*** Data excerpts ***

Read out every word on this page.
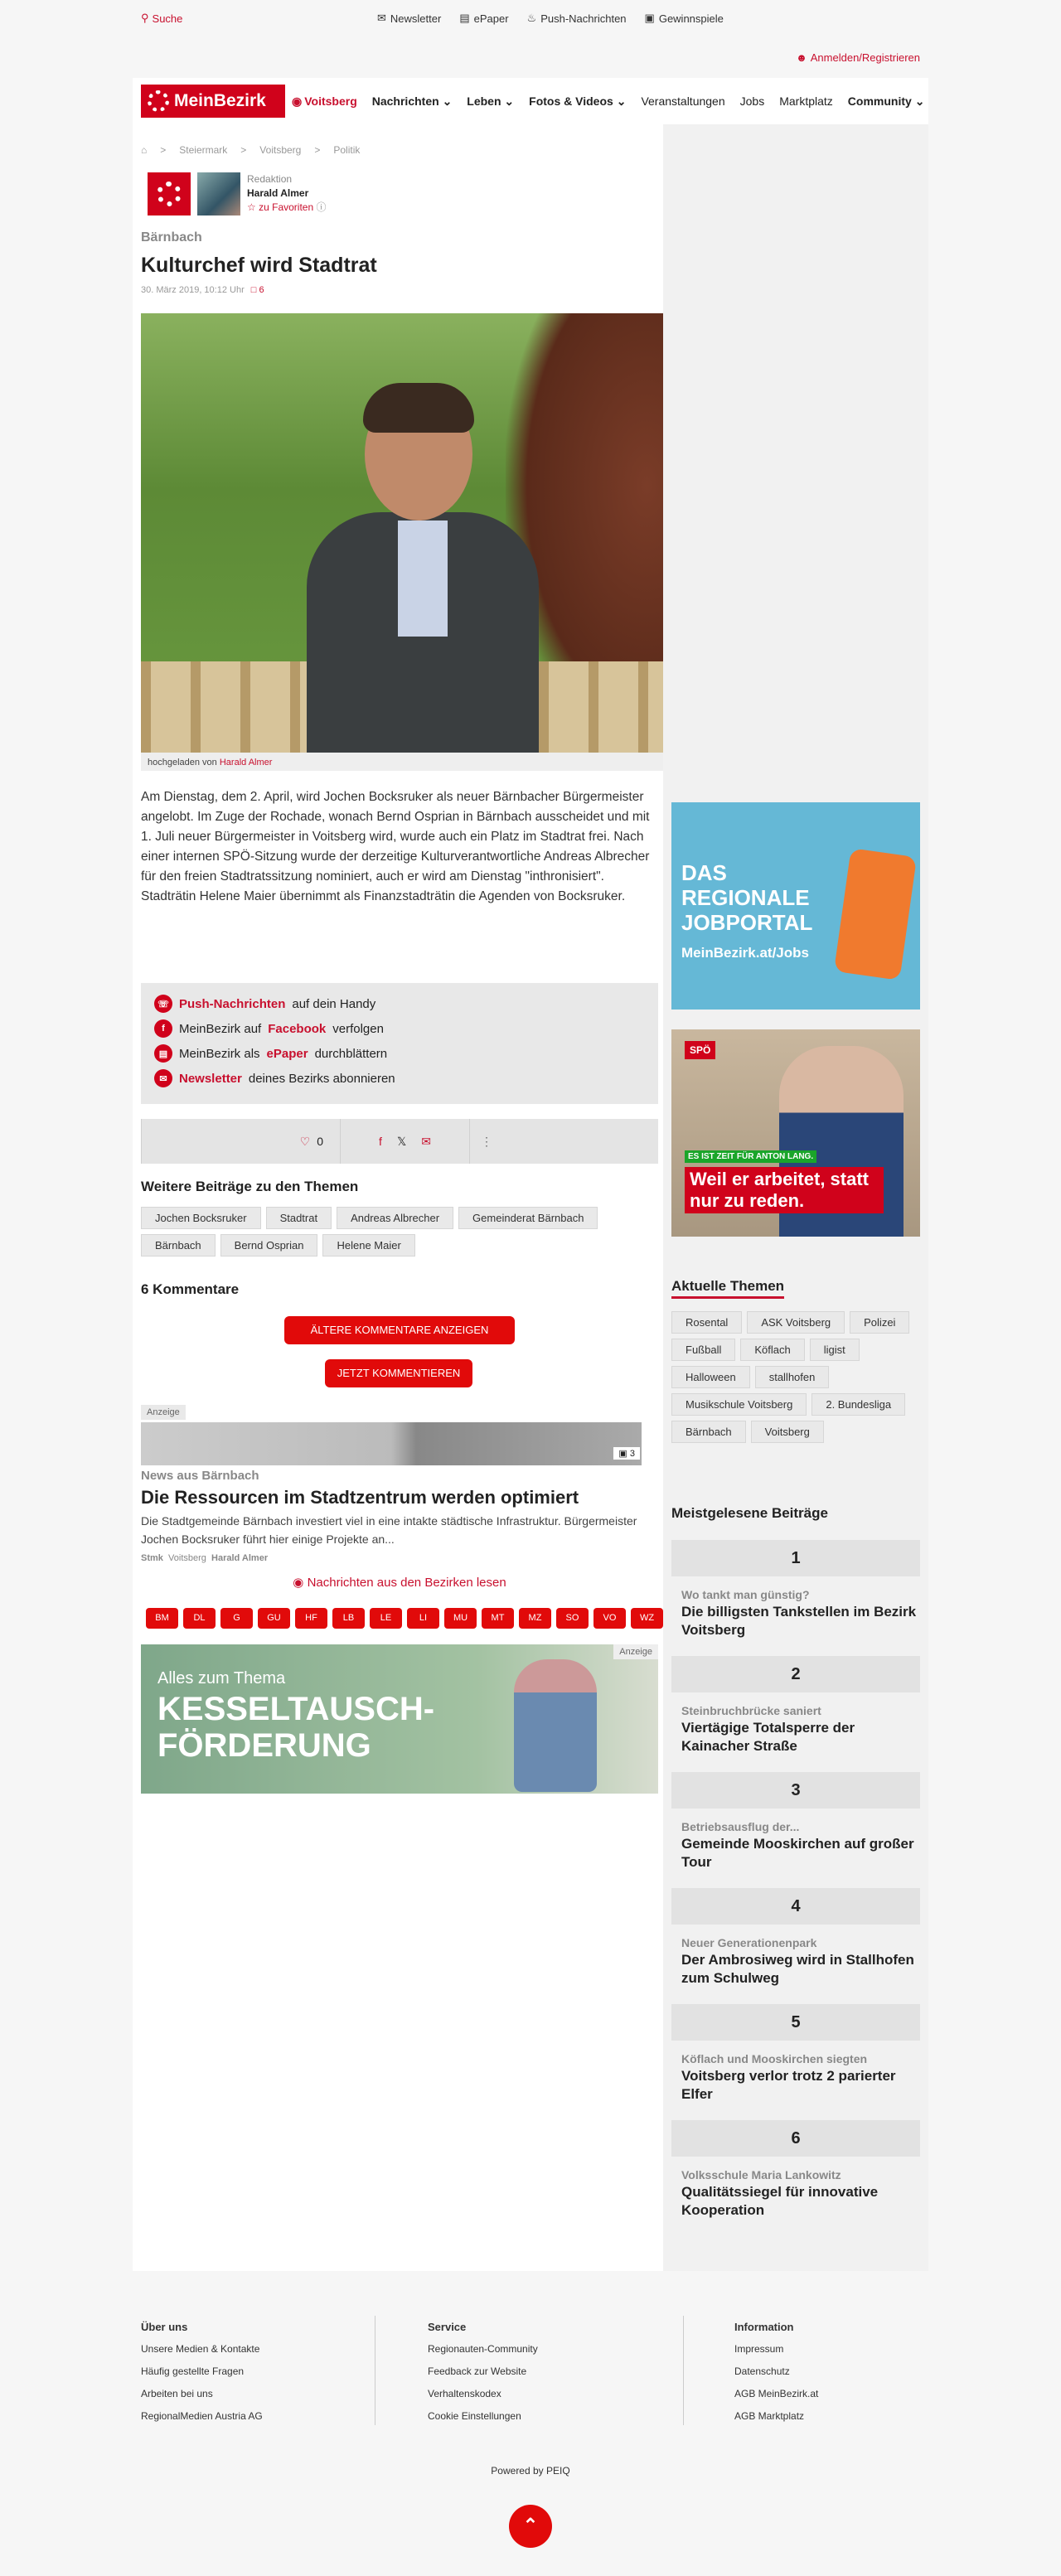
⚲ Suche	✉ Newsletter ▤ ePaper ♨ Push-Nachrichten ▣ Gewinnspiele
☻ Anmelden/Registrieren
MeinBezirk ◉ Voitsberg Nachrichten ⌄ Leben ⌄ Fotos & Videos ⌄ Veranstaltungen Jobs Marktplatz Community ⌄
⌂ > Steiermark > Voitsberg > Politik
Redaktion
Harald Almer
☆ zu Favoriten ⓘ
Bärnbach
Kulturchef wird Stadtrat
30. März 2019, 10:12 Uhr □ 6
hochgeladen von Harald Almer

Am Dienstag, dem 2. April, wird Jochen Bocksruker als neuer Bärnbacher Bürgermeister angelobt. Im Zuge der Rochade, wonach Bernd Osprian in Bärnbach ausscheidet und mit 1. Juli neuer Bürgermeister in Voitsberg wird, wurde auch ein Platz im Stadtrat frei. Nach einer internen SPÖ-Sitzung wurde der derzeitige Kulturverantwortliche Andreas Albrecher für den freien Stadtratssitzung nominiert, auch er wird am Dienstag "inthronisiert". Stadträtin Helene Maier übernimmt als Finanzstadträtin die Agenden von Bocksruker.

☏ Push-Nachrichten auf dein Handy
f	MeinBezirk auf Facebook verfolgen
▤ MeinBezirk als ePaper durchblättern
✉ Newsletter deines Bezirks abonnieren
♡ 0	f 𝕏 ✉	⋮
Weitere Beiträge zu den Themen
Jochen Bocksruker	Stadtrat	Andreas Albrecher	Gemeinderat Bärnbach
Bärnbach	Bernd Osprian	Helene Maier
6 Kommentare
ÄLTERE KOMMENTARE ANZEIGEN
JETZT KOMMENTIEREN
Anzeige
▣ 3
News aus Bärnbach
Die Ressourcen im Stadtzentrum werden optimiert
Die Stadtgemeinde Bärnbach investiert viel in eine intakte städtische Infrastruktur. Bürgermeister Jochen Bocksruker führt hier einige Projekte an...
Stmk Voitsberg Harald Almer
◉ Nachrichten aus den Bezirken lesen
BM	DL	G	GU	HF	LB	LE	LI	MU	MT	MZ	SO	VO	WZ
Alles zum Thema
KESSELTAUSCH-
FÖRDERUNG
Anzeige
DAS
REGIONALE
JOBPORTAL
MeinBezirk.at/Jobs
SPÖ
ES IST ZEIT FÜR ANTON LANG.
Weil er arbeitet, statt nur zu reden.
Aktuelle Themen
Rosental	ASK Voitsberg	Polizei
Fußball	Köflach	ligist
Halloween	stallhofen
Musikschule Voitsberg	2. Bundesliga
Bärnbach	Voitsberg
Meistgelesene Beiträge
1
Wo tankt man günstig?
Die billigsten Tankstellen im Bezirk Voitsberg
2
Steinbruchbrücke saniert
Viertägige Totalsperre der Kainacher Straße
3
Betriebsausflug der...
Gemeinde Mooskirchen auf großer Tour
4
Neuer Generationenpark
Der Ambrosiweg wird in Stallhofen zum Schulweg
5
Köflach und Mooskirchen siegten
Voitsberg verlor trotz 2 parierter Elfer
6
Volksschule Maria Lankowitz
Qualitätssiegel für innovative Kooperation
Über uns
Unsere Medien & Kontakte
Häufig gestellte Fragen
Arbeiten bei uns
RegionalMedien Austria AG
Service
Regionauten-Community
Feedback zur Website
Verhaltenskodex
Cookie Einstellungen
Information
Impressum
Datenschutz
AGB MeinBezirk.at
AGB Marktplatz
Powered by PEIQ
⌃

***

Requirement: Transcribe every record above exactly, leaving out the pictures.

Complete output:
Read out every word on this page.
⚲ Suche	✉ Newsletter ▤ ePaper ♨ Push-Nachrichten ▣ Gewinnspiele
☻ Anmelden/Registrieren
MeinBezirk ◉ Voitsberg Nachrichten ⌄ Leben ⌄ Fotos & Videos ⌄ Veranstaltungen Jobs Marktplatz Community ⌄
⌂ > Steiermark > Voitsberg > Politik
Redaktion
Harald Almer
☆ zu Favoriten ⓘ
Bärnbach
Kulturchef wird Stadtrat
30. März 2019, 10:12 Uhr □ 6
hochgeladen von Harald Almer

Am Dienstag, dem 2. April, wird Jochen Bocksruker als neuer Bärnbacher Bürgermeister angelobt. Im Zuge der Rochade, wonach Bernd Osprian in Bärnbach ausscheidet und mit 1. Juli neuer Bürgermeister in Voitsberg wird, wurde auch ein Platz im Stadtrat frei. Nach einer internen SPÖ-Sitzung wurde der derzeitige Kulturverantwortliche Andreas Albrecher für den freien Stadtratssitzung nominiert, auch er wird am Dienstag "inthronisiert". Stadträtin Helene Maier übernimmt als Finanzstadträtin die Agenden von Bocksruker.

☏ Push-Nachrichten auf dein Handy
f	MeinBezirk auf Facebook verfolgen
▤ MeinBezirk als ePaper durchblättern
✉ Newsletter deines Bezirks abonnieren
♡ 0	f 𝕏 ✉	⋮
Weitere Beiträge zu den Themen
Jochen Bocksruker	Stadtrat	Andreas Albrecher	Gemeinderat Bärnbach
Bärnbach	Bernd Osprian	Helene Maier
6 Kommentare
ÄLTERE KOMMENTARE ANZEIGEN
JETZT KOMMENTIEREN
Anzeige
▣ 3
News aus Bärnbach
Die Ressourcen im Stadtzentrum werden optimiert
Die Stadtgemeinde Bärnbach investiert viel in eine intakte städtische Infrastruktur. Bürgermeister Jochen Bocksruker führt hier einige Projekte an...
Stmk Voitsberg Harald Almer
◉ Nachrichten aus den Bezirken lesen
BM	DL	G	GU	HF	LB	LE	LI	MU	MT	MZ	SO	VO	WZ
Alles zum Thema
KESSELTAUSCH-
FÖRDERUNG
Anzeige
DAS
REGIONALE
JOBPORTAL
MeinBezirk.at/Jobs
SPÖ
ES IST ZEIT FÜR ANTON LANG.
Weil er arbeitet, statt nur zu reden.
Aktuelle Themen
Rosental	ASK Voitsberg	Polizei
Fußball	Köflach	ligist
Halloween	stallhofen
Musikschule Voitsberg	2. Bundesliga
Bärnbach	Voitsberg
Meistgelesene Beiträge
1
Wo tankt man günstig?
Die billigsten Tankstellen im Bezirk Voitsberg
2
Steinbruchbrücke saniert
Viertägige Totalsperre der Kainacher Straße
3
Betriebsausflug der...
Gemeinde Mooskirchen auf großer Tour
4
Neuer Generationenpark
Der Ambrosiweg wird in Stallhofen zum Schulweg
5
Köflach und Mooskirchen siegten
Voitsberg verlor trotz 2 parierter Elfer
6
Volksschule Maria Lankowitz
Qualitätssiegel für innovative Kooperation
Über uns
Unsere Medien & Kontakte
Häufig gestellte Fragen
Arbeiten bei uns
RegionalMedien Austria AG
Service
Regionauten-Community
Feedback zur Website
Verhaltenskodex
Cookie Einstellungen
Information
Impressum
Datenschutz
AGB MeinBezirk.at
AGB Marktplatz
Powered by PEIQ
⌃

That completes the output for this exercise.